_Records from a data source_
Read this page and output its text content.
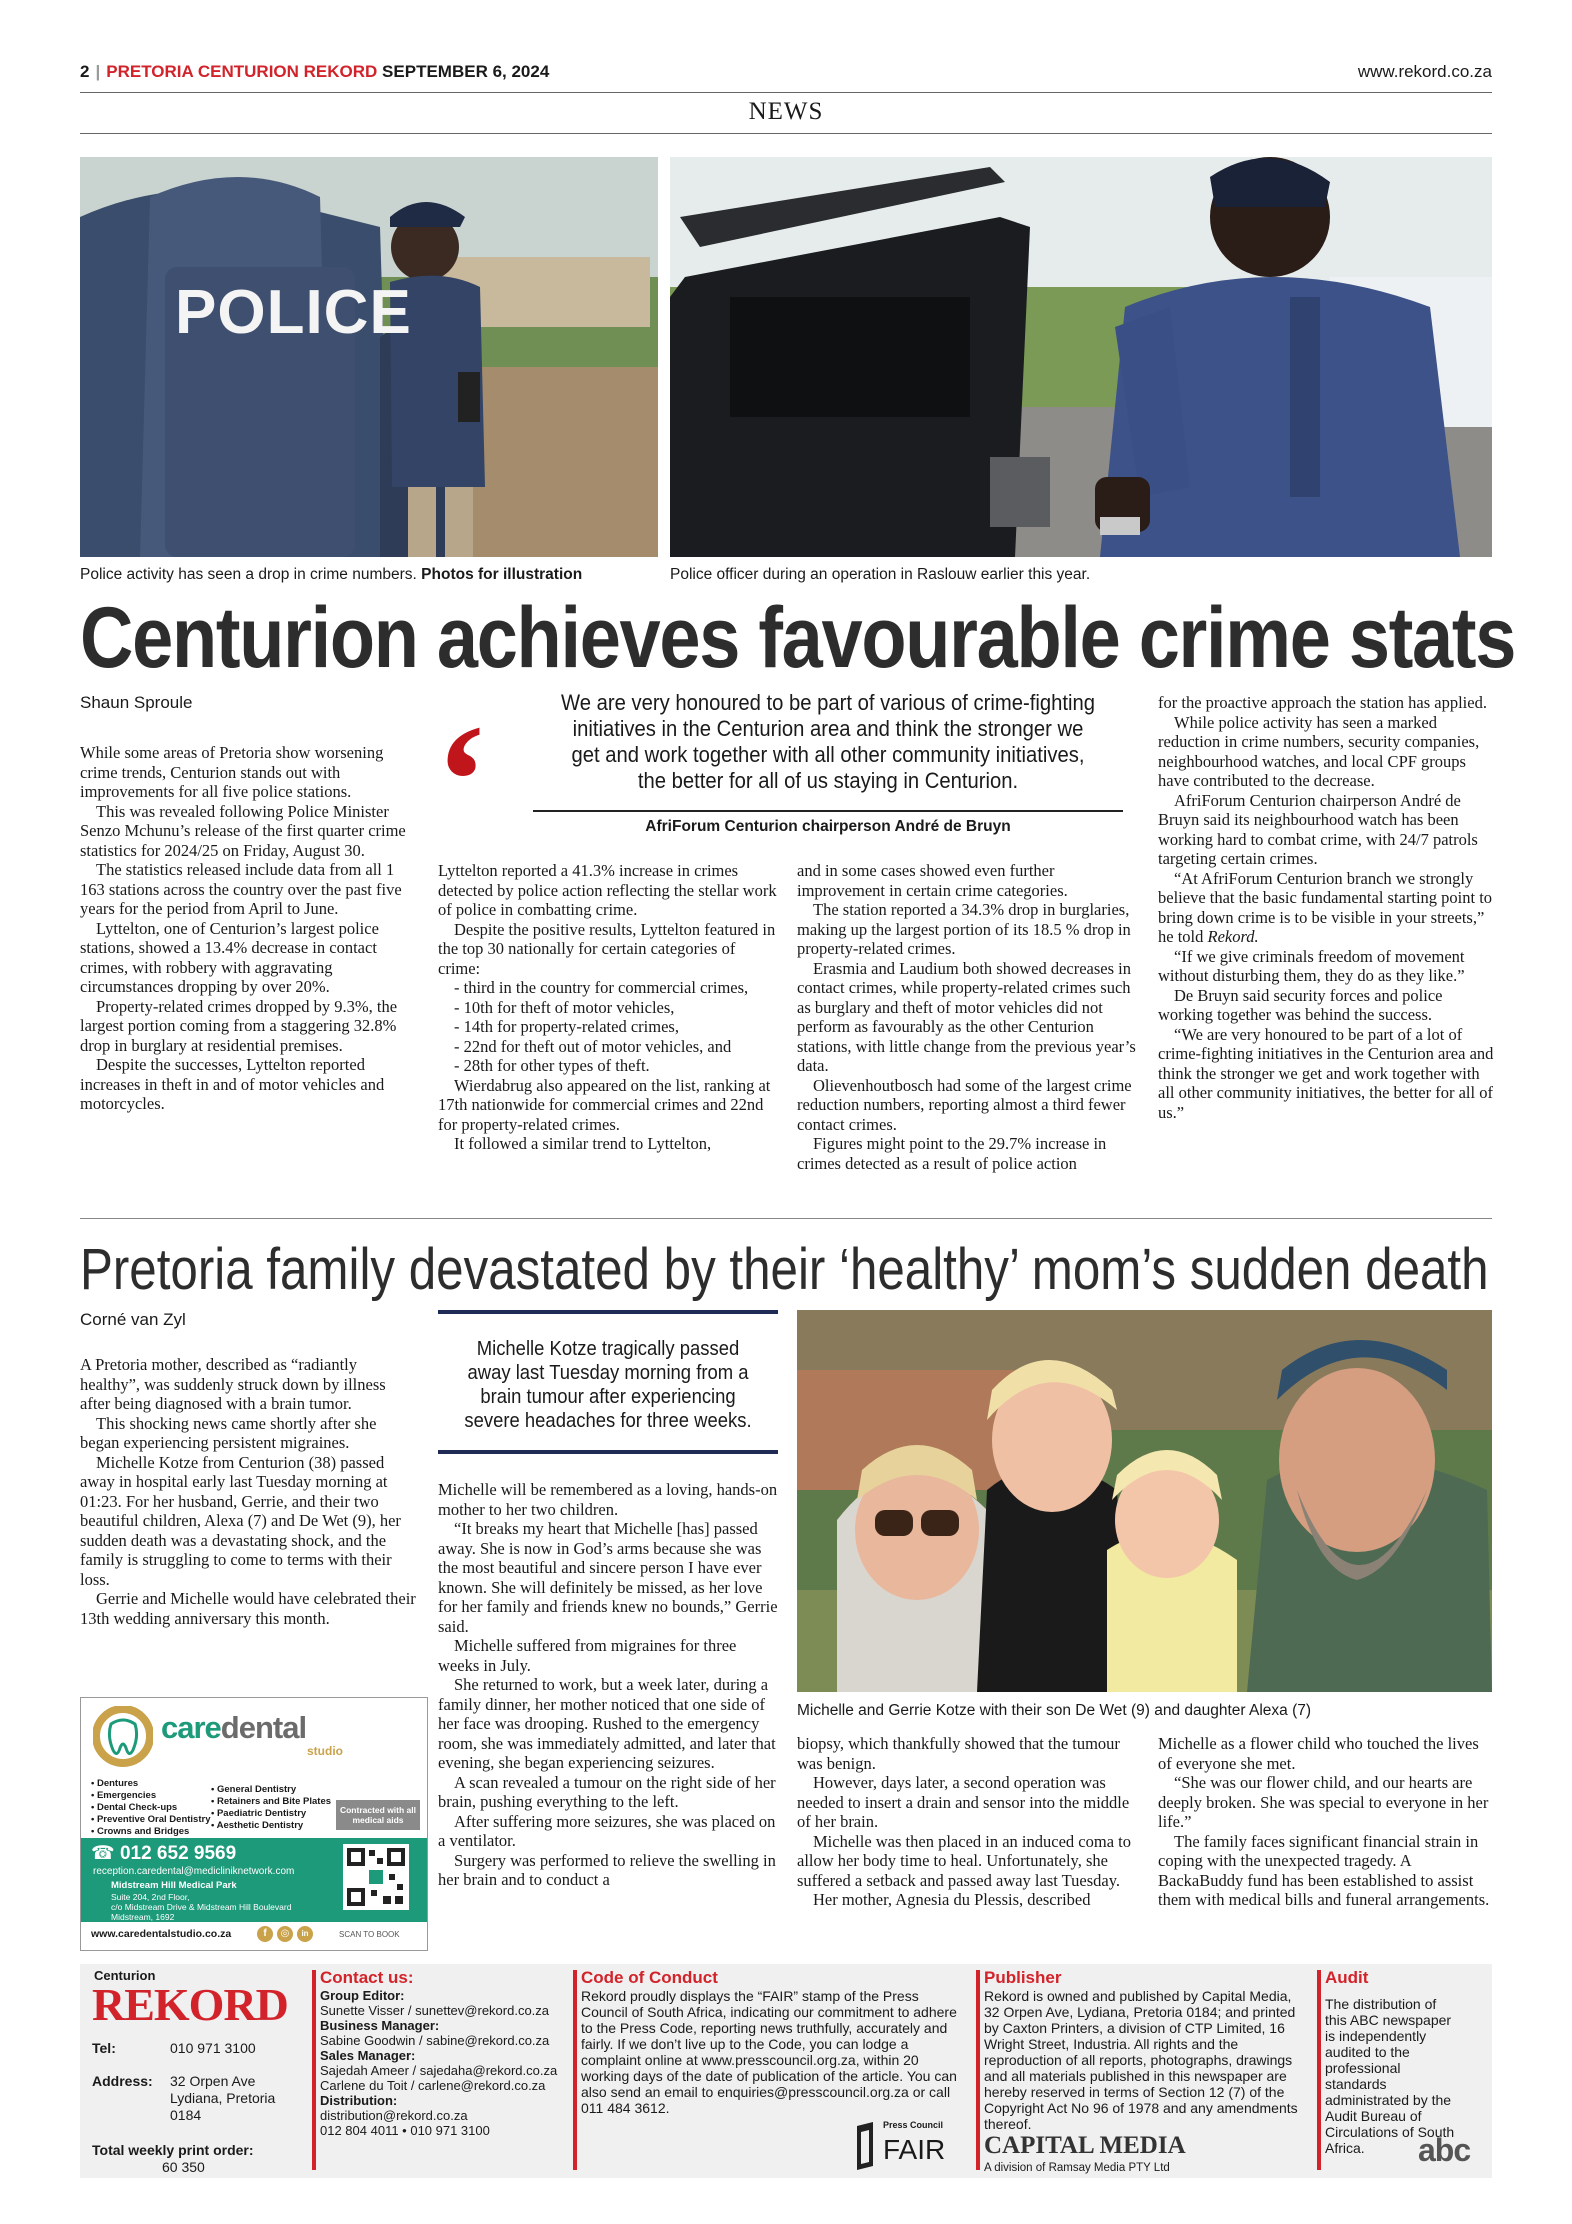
2 | PRETORIA CENTURION REKORD SEPTEMBER 6, 2024	www.rekord.co.za
NEWS
POLICE
Police activity has seen a drop in crime numbers. Photos for illustration	Police officer during an operation in Raslouw earlier this year.
Centurion achieves favourable crime stats
Shaun Sproule

While some areas of Pretoria show worsening crime trends, Centurion stands out with improvements for all five police stations.

This was revealed following Police Minister Senzo Mchunu’s release of the first quarter crime statistics for 2024/25 on Friday, August 30.

The statistics released include data from all 1 163 stations across the country over the past five years for the period from April to June.

Lyttelton, one of Centurion’s largest police stations, showed a 13.4% decrease in contact crimes, with robbery with aggravating circumstances dropping by over 20%.

Property-related crimes dropped by 9.3%, the largest portion coming from a staggering 32.8% drop in burglary at residential premises.

Despite the successes, Lyttelton reported increases in theft in and of motor vehicles and motorcycles.

‘	We are very honoured to be part of various of crime-fighting initiatives in the Centurion area and think the stronger we get and work together with all other community initiatives, the better for all of us staying in Centurion.
AfriForum Centurion chairperson André de Bruyn

Lyttelton reported a 41.3% increase in crimes detected by police action reflecting the stellar work of police in combatting crime.

Despite the positive results, Lyttelton featured in the top 30 nationally for certain categories of crime:

- third in the country for commercial crimes,

- 10th for theft of motor vehicles,

- 14th for property-related crimes,

- 22nd for theft out of motor vehicles, and

- 28th for other types of theft.

Wierdabrug also appeared on the list, ranking at 17th nationwide for commercial crimes and 22nd for property-related crimes.

It followed a similar trend to Lyttelton,

and in some cases showed even further improvement in certain crime categories.

The station reported a 34.3% drop in burglaries, making up the largest portion of its 18.5 % drop in property-related crimes.

Erasmia and Laudium both showed decreases in contact crimes, while property-related crimes such as burglary and theft of motor vehicles did not perform as favourably as the other Centurion stations, with little change from the previous year’s data.

Olievenhoutbosch had some of the largest crime reduction numbers, reporting almost a third fewer contact crimes.

Figures might point to the 29.7% increase in crimes detected as a result of police action

for the proactive approach the station has applied.

While police activity has seen a marked reduction in crime numbers, security companies, neighbourhood watches, and local CPF groups have contributed to the decrease.

AfriForum Centurion chairperson André de Bruyn said its neighbourhood watch has been working hard to combat crime, with 24/7 patrols targeting certain crimes.

“At AfriForum Centurion branch we strongly believe that the basic fundamental starting point to bring down crime is to be visible in your streets,” he told Rekord.

“If we give criminals freedom of movement without disturbing them, they do as they like.”

De Bruyn said security forces and police working together was behind the success.

“We are very honoured to be part of a lot of crime-fighting initiatives in the Centurion area and think the stronger we get and work together with all other community initiatives, the better for all of us.”

Pretoria family devastated by their ‘healthy’ mom’s sudden death
Corné van Zyl

A Pretoria mother, described as “radiantly healthy”, was suddenly struck down by illness after being diagnosed with a brain tumor.

This shocking news came shortly after she began experiencing persistent migraines.

Michelle Kotze from Centurion (38) passed away in hospital early last Tuesday morning at 01:23. For her husband, Gerrie, and their two beautiful children, Alexa (7) and De Wet (9), her sudden death was a devastating shock, and the family is struggling to come to terms with their loss.

Gerrie and Michelle would have celebrated their 13th wedding anniversary this month.

Michelle Kotze tragically passed away last Tuesday morning from a brain tumour after experiencing severe headaches for three weeks.

Michelle will be remembered as a loving, hands-on mother to her two children.

“It breaks my heart that Michelle [has] passed away. She is now in God’s arms because she was the most beautiful and sincere person I have ever known. She will definitely be missed, as her love for her family and friends knew no bounds,” Gerrie said.

Michelle suffered from migraines for three weeks in July.

She returned to work, but a week later, during a family dinner, her mother noticed that one side of her face was drooping. Rushed to the emergency room, she was immediately admitted, and later that evening, she began experiencing seizures.

A scan revealed a tumour on the right side of her brain, pushing everything to the left.

After suffering more seizures, she was placed on a ventilator.

Surgery was performed to relieve the swelling in her brain and to conduct a

Michelle and Gerrie Kotze with their son De Wet (9) and daughter Alexa (7)

biopsy, which thankfully showed that the tumour was benign.

However, days later, a second operation was needed to insert a drain and sensor into the middle of her brain.

Michelle was then placed in an induced coma to allow her body time to heal. Unfortunately, she suffered a setback and passed away last Tuesday.

Her mother, Agnesia du Plessis, described

Michelle as a flower child who touched the lives of everyone she met.

“She was our flower child, and our hearts are deeply broken. She was special to everyone in her life.”

The family faces significant financial strain in coping with the unexpected tragedy. A BackaBuddy fund has been established to assist them with medical bills and funeral arrangements.

caredental
studio
• Dentures
• Emergencies
• Dental Check-ups
• Preventive Oral Dentistry
• Crowns and Bridges
• General Dentistry
• Retainers and Bite Plates
• Paediatric Dentistry
• Aesthetic Dentistry
Contracted with all medical aids
☎ 012 652 9569
reception.caredental@medicliniknetwork.com
Midstream Hill Medical Park
Suite 204, 2nd Floor,
c/o Midstream Drive & Midstream Hill Boulevard
Midstream, 1692
www.caredentalstudio.co.za	f	◎	in	SCAN TO BOOK
Centurion
REKORD
Tel:	010 971 3100
Address:	32 Orpen Ave
Lydiana, Pretoria
0184
Total weekly print order:
60 350
Contact us:
Group Editor:
Sunette Visser / sunettev@rekord.co.za
Business Manager:
Sabine Goodwin / sabine@rekord.co.za
Sales Manager:
Sajedah Ameer / sajedaha@rekord.co.za
Carlene du Toit / carlene@rekord.co.za
Distribution:
distribution@rekord.co.za
012 804 4011 • 010 971 3100
Code of Conduct
Rekord proudly displays the “FAIR” stamp of the Press Council of South Africa, indicating our commitment to adhere to the Press Code, reporting news truthfully, accurately and fairly. If we don’t live up to the Code, you can lodge a complaint online at www.presscouncil.org.za, within 20 working days of the date of publication of the article. You can also send an email to enquiries@presscouncil.org.za or call 011 484 3612.
Press Council
FAIR
Publisher
Rekord is owned and published by Capital Media, 32 Orpen Ave, Lydiana, Pretoria 0184; and printed by Caxton Printers, a division of CTP Limited, 16 Wright Street, Industria. All rights and the reproduction of all reports, photographs, drawings and all materials published in this newspaper are hereby reserved in terms of Section 12 (7) of the Copyright Act No 96 of 1978 and any amendments thereof.
CAPITAL MEDIA
A division of Ramsay Media PTY Ltd
Audit
The distribution of this ABC newspaper is independently audited to the professional standards administrated by the Audit Bureau of Circulations of South Africa.	abc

_AIM OF THE TASK_
Reproduce the lines above exactly, image-free.

_ANSWER FOR THE TASK_
Read this page and output its text content.
2 | PRETORIA CENTURION REKORD SEPTEMBER 6, 2024	www.rekord.co.za
NEWS
POLICE
Police activity has seen a drop in crime numbers. Photos for illustration	Police officer during an operation in Raslouw earlier this year.
Centurion achieves favourable crime stats
Shaun Sproule

While some areas of Pretoria show worsening crime trends, Centurion stands out with improvements for all five police stations.

This was revealed following Police Minister Senzo Mchunu’s release of the first quarter crime statistics for 2024/25 on Friday, August 30.

The statistics released include data from all 1 163 stations across the country over the past five years for the period from April to June.

Lyttelton, one of Centurion’s largest police stations, showed a 13.4% decrease in contact crimes, with robbery with aggravating circumstances dropping by over 20%.

Property-related crimes dropped by 9.3%, the largest portion coming from a staggering 32.8% drop in burglary at residential premises.

Despite the successes, Lyttelton reported increases in theft in and of motor vehicles and motorcycles.

‘	We are very honoured to be part of various of crime-fighting initiatives in the Centurion area and think the stronger we get and work together with all other community initiatives, the better for all of us staying in Centurion.
AfriForum Centurion chairperson André de Bruyn

Lyttelton reported a 41.3% increase in crimes detected by police action reflecting the stellar work of police in combatting crime.

Despite the positive results, Lyttelton featured in the top 30 nationally for certain categories of crime:

- third in the country for commercial crimes,

- 10th for theft of motor vehicles,

- 14th for property-related crimes,

- 22nd for theft out of motor vehicles, and

- 28th for other types of theft.

Wierdabrug also appeared on the list, ranking at 17th nationwide for commercial crimes and 22nd for property-related crimes.

It followed a similar trend to Lyttelton,

and in some cases showed even further improvement in certain crime categories.

The station reported a 34.3% drop in burglaries, making up the largest portion of its 18.5 % drop in property-related crimes.

Erasmia and Laudium both showed decreases in contact crimes, while property-related crimes such as burglary and theft of motor vehicles did not perform as favourably as the other Centurion stations, with little change from the previous year’s data.

Olievenhoutbosch had some of the largest crime reduction numbers, reporting almost a third fewer contact crimes.

Figures might point to the 29.7% increase in crimes detected as a result of police action

for the proactive approach the station has applied.

While police activity has seen a marked reduction in crime numbers, security companies, neighbourhood watches, and local CPF groups have contributed to the decrease.

AfriForum Centurion chairperson André de Bruyn said its neighbourhood watch has been working hard to combat crime, with 24/7 patrols targeting certain crimes.

“At AfriForum Centurion branch we strongly believe that the basic fundamental starting point to bring down crime is to be visible in your streets,” he told Rekord.

“If we give criminals freedom of movement without disturbing them, they do as they like.”

De Bruyn said security forces and police working together was behind the success.

“We are very honoured to be part of a lot of crime-fighting initiatives in the Centurion area and think the stronger we get and work together with all other community initiatives, the better for all of us.”

Pretoria family devastated by their ‘healthy’ mom’s sudden death
Corné van Zyl

A Pretoria mother, described as “radiantly healthy”, was suddenly struck down by illness after being diagnosed with a brain tumor.

This shocking news came shortly after she began experiencing persistent migraines.

Michelle Kotze from Centurion (38) passed away in hospital early last Tuesday morning at 01:23. For her husband, Gerrie, and their two beautiful children, Alexa (7) and De Wet (9), her sudden death was a devastating shock, and the family is struggling to come to terms with their loss.

Gerrie and Michelle would have celebrated their 13th wedding anniversary this month.

Michelle Kotze tragically passed away last Tuesday morning from a brain tumour after experiencing severe headaches for three weeks.

Michelle will be remembered as a loving, hands-on mother to her two children.

“It breaks my heart that Michelle [has] passed away. She is now in God’s arms because she was the most beautiful and sincere person I have ever known. She will definitely be missed, as her love for her family and friends knew no bounds,” Gerrie said.

Michelle suffered from migraines for three weeks in July.

She returned to work, but a week later, during a family dinner, her mother noticed that one side of her face was drooping. Rushed to the emergency room, she was immediately admitted, and later that evening, she began experiencing seizures.

A scan revealed a tumour on the right side of her brain, pushing everything to the left.

After suffering more seizures, she was placed on a ventilator.

Surgery was performed to relieve the swelling in her brain and to conduct a

Michelle and Gerrie Kotze with their son De Wet (9) and daughter Alexa (7)

biopsy, which thankfully showed that the tumour was benign.

However, days later, a second operation was needed to insert a drain and sensor into the middle of her brain.

Michelle was then placed in an induced coma to allow her body time to heal. Unfortunately, she suffered a setback and passed away last Tuesday.

Her mother, Agnesia du Plessis, described

Michelle as a flower child who touched the lives of everyone she met.

“She was our flower child, and our hearts are deeply broken. She was special to everyone in her life.”

The family faces significant financial strain in coping with the unexpected tragedy. A BackaBuddy fund has been established to assist them with medical bills and funeral arrangements.

caredental
studio
• Dentures
• Emergencies
• Dental Check-ups
• Preventive Oral Dentistry
• Crowns and Bridges
• General Dentistry
• Retainers and Bite Plates
• Paediatric Dentistry
• Aesthetic Dentistry
Contracted with all medical aids
☎ 012 652 9569
reception.caredental@medicliniknetwork.com
Midstream Hill Medical Park
Suite 204, 2nd Floor,
c/o Midstream Drive & Midstream Hill Boulevard
Midstream, 1692
www.caredentalstudio.co.za	f	◎	in	SCAN TO BOOK
Centurion
REKORD
Tel:	010 971 3100
Address:	32 Orpen Ave
Lydiana, Pretoria
0184
Total weekly print order:
60 350
Contact us:
Group Editor:
Sunette Visser / sunettev@rekord.co.za
Business Manager:
Sabine Goodwin / sabine@rekord.co.za
Sales Manager:
Sajedah Ameer / sajedaha@rekord.co.za
Carlene du Toit / carlene@rekord.co.za
Distribution:
distribution@rekord.co.za
012 804 4011 • 010 971 3100
Code of Conduct
Rekord proudly displays the “FAIR” stamp of the Press Council of South Africa, indicating our commitment to adhere to the Press Code, reporting news truthfully, accurately and fairly. If we don’t live up to the Code, you can lodge a complaint online at www.presscouncil.org.za, within 20 working days of the date of publication of the article. You can also send an email to enquiries@presscouncil.org.za or call 011 484 3612.
Press Council
FAIR
Publisher
Rekord is owned and published by Capital Media, 32 Orpen Ave, Lydiana, Pretoria 0184; and printed by Caxton Printers, a division of CTP Limited, 16 Wright Street, Industria. All rights and the reproduction of all reports, photographs, drawings and all materials published in this newspaper are hereby reserved in terms of Section 12 (7) of the Copyright Act No 96 of 1978 and any amendments thereof.
CAPITAL MEDIA
A division of Ramsay Media PTY Ltd
Audit
The distribution of this ABC newspaper is independently audited to the professional standards administrated by the Audit Bureau of Circulations of South Africa.	abc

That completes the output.